What to do:
Write out the complete material exactly as it stands.

** START **

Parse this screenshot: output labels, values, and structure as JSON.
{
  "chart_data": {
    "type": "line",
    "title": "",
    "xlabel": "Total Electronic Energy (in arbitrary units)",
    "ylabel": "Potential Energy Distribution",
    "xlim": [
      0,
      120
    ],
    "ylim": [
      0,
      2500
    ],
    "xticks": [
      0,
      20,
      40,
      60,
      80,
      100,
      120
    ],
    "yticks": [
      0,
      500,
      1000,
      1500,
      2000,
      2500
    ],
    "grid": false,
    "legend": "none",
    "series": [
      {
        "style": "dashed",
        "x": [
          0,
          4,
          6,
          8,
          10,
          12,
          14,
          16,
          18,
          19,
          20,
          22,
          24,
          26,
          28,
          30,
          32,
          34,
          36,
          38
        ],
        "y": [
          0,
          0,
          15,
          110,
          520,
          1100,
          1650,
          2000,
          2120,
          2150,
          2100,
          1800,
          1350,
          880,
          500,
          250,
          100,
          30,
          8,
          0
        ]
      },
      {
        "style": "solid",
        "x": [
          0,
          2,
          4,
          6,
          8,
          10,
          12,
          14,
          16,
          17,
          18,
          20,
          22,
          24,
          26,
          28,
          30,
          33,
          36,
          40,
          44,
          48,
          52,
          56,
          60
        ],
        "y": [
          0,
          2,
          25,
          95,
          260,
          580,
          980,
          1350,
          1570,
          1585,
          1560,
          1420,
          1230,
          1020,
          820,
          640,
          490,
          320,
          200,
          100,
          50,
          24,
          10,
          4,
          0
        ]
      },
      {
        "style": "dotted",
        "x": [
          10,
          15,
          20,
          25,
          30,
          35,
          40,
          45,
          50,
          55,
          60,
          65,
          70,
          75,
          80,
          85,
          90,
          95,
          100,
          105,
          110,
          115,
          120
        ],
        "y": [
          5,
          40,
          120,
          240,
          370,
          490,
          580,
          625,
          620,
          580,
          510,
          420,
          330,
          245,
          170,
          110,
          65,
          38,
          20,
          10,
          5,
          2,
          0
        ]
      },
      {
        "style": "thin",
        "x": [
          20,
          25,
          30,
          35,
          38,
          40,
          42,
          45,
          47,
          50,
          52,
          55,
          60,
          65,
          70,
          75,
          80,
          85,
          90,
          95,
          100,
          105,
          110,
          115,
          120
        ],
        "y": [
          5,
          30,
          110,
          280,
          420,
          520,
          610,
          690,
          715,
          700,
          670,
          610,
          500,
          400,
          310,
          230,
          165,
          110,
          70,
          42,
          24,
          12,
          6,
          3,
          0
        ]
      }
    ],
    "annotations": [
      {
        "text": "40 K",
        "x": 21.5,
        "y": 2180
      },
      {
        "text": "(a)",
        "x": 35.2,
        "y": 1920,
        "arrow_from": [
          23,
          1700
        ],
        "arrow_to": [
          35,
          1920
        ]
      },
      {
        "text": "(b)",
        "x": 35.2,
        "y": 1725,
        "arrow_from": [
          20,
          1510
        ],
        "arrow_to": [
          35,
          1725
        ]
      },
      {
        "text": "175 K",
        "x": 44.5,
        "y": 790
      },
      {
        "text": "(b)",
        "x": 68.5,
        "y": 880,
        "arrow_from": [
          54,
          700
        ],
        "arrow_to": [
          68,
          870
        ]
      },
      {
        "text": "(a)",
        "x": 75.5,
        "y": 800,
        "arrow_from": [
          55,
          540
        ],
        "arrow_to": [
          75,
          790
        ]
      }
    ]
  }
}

** END **

Expected answer:
Parse this screenshot: output labels, values, and structure as JSON.
{
  "chart_data": {
    "type": "line",
    "title": "",
    "xlabel": "Total Electronic Energy (in arbitrary units)",
    "ylabel": "Potential Energy Distribution",
    "xlim": [
      0,
      120
    ],
    "ylim": [
      0,
      2500
    ],
    "xticks": [
      0,
      20,
      40,
      60,
      80,
      100,
      120
    ],
    "yticks": [
      0,
      500,
      1000,
      1500,
      2000,
      2500
    ],
    "grid": false,
    "legend": "none",
    "series": [
      {
        "style": "dashed",
        "x": [
          0,
          4,
          6,
          8,
          10,
          12,
          14,
          16,
          18,
          19,
          20,
          22,
          24,
          26,
          28,
          30,
          32,
          34,
          36,
          38
        ],
        "y": [
          0,
          0,
          15,
          110,
          520,
          1100,
          1650,
          2000,
          2120,
          2150,
          2100,
          1800,
          1350,
          880,
          500,
          250,
          100,
          30,
          8,
          0
        ]
      },
      {
        "style": "solid",
        "x": [
          0,
          2,
          4,
          6,
          8,
          10,
          12,
          14,
          16,
          17,
          18,
          20,
          22,
          24,
          26,
          28,
          30,
          33,
          36,
          40,
          44,
          48,
          52,
          56,
          60
        ],
        "y": [
          0,
          2,
          25,
          95,
          260,
          580,
          980,
          1350,
          1570,
          1585,
          1560,
          1420,
          1230,
          1020,
          820,
          640,
          490,
          320,
          200,
          100,
          50,
          24,
          10,
          4,
          0
        ]
      },
      {
        "style": "dotted",
        "x": [
          10,
          15,
          20,
          25,
          30,
          35,
          40,
          45,
          50,
          55,
          60,
          65,
          70,
          75,
          80,
          85,
          90,
          95,
          100,
          105,
          110,
          115,
          120
        ],
        "y": [
          5,
          40,
          120,
          240,
          370,
          490,
          580,
          625,
          620,
          580,
          510,
          420,
          330,
          245,
          170,
          110,
          65,
          38,
          20,
          10,
          5,
          2,
          0
        ]
      },
      {
        "style": "thin",
        "x": [
          20,
          25,
          30,
          35,
          38,
          40,
          42,
          45,
          47,
          50,
          52,
          55,
          60,
          65,
          70,
          75,
          80,
          85,
          90,
          95,
          100,
          105,
          110,
          115,
          120
        ],
        "y": [
          5,
          30,
          110,
          280,
          420,
          520,
          610,
          690,
          715,
          700,
          670,
          610,
          500,
          400,
          310,
          230,
          165,
          110,
          70,
          42,
          24,
          12,
          6,
          3,
          0
        ]
      }
    ],
    "annotations": [
      {
        "text": "40 K",
        "x": 21.5,
        "y": 2180
      },
      {
        "text": "(a)",
        "x": 35.2,
        "y": 1920,
        "arrow_from": [
          23,
          1700
        ],
        "arrow_to": [
          35,
          1920
        ]
      },
      {
        "text": "(b)",
        "x": 35.2,
        "y": 1725,
        "arrow_from": [
          20,
          1510
        ],
        "arrow_to": [
          35,
          1725
        ]
      },
      {
        "text": "175 K",
        "x": 44.5,
        "y": 790
      },
      {
        "text": "(b)",
        "x": 68.5,
        "y": 880,
        "arrow_from": [
          54,
          700
        ],
        "arrow_to": [
          68,
          870
        ]
      },
      {
        "text": "(a)",
        "x": 75.5,
        "y": 800,
        "arrow_from": [
          55,
          540
        ],
        "arrow_to": [
          75,
          790
        ]
      }
    ]
  }
}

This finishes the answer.